= Instructions for the task =
Type out every line below exactly as it reads.

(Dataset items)
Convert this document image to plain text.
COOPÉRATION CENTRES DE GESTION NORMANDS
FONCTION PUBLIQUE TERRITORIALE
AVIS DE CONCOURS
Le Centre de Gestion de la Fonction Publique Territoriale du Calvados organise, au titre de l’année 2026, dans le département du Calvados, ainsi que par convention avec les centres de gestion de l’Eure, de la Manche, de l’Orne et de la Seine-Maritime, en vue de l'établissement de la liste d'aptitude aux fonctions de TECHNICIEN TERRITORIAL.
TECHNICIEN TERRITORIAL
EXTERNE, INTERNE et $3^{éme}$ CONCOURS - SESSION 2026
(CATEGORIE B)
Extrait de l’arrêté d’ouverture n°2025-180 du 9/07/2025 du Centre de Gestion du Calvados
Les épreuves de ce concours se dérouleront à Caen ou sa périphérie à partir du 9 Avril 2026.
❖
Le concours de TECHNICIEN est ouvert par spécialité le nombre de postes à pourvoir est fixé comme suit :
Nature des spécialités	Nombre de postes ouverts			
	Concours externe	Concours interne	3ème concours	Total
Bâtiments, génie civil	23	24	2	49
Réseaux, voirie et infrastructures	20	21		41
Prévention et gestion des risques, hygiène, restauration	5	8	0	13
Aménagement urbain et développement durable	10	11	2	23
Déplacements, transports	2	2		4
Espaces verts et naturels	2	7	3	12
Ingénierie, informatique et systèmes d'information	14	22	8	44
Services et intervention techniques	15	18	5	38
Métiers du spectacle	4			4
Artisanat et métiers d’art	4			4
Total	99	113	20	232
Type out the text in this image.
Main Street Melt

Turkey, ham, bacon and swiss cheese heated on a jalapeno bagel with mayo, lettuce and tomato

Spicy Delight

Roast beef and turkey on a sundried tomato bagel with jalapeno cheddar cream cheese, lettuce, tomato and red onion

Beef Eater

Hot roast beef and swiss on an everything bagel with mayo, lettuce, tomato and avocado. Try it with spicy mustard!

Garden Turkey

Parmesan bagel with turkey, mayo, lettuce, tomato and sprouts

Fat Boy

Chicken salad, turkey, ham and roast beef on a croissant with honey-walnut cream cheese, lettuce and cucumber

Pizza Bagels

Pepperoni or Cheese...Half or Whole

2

= Answer for this exercise =
Convert this document image to plain text.
COOPÉRATION CENTRES DE GESTION NORMANDS
FONCTION PUBLIQUE TERRITORIALE
AVIS DE CONCOURS
Le Centre de Gestion de la Fonction Publique Territoriale du Calvados organise, au titre de l’année 2026, dans le département du Calvados, ainsi que par convention avec les centres de gestion de l’Eure, de la Manche, de l’Orne et de la Seine-Maritime, en vue de l'établissement de la liste d'aptitude aux fonctions de TECHNICIEN TERRITORIAL.
TECHNICIEN TERRITORIAL
EXTERNE, INTERNE et $3^{éme}$ CONCOURS - SESSION 2026
(CATEGORIE B)
Extrait de l’arrêté d’ouverture n°2025-180 du 9/07/2025 du Centre de Gestion du Calvados
Les épreuves de ce concours se dérouleront à Caen ou sa périphérie à partir du 9 Avril 2026.
❖
Le concours de TECHNICIEN est ouvert par spécialité le nombre de postes à pourvoir est fixé comme suit :
Nature des spécialités	Nombre de postes ouverts			
	Concours externe	Concours interne	3ème concours	Total
Bâtiments, génie civil	23	24	2	49
Réseaux, voirie et infrastructures	20	21		41
Prévention et gestion des risques, hygiène, restauration	5	8	0	13
Aménagement urbain et développement durable	10	11	2	23
Déplacements, transports	2	2		4
Espaces verts et naturels	2	7	3	12
Ingénierie, informatique et systèmes d'information	14	22	8	44
Services et intervention techniques	15	18	5	38
Métiers du spectacle	4			4
Artisanat et métiers d’art	4			4
Total	99	113	20	232
Type out the text in this image.
Main Street Melt

Turkey, ham, bacon and swiss cheese heated on a jalapeno bagel with mayo, lettuce and tomato

Spicy Delight

Roast beef and turkey on a sundried tomato bagel with jalapeno cheddar cream cheese, lettuce, tomato and red onion

Beef Eater

Hot roast beef and swiss on an everything bagel with mayo, lettuce, tomato and avocado. Try it with spicy mustard!

Garden Turkey

Parmesan bagel with turkey, mayo, lettuce, tomato and sprouts

Fat Boy

Chicken salad, turkey, ham and roast beef on a croissant with honey-walnut cream cheese, lettuce and cucumber

Pizza Bagels

Pepperoni or Cheese...Half or Whole

2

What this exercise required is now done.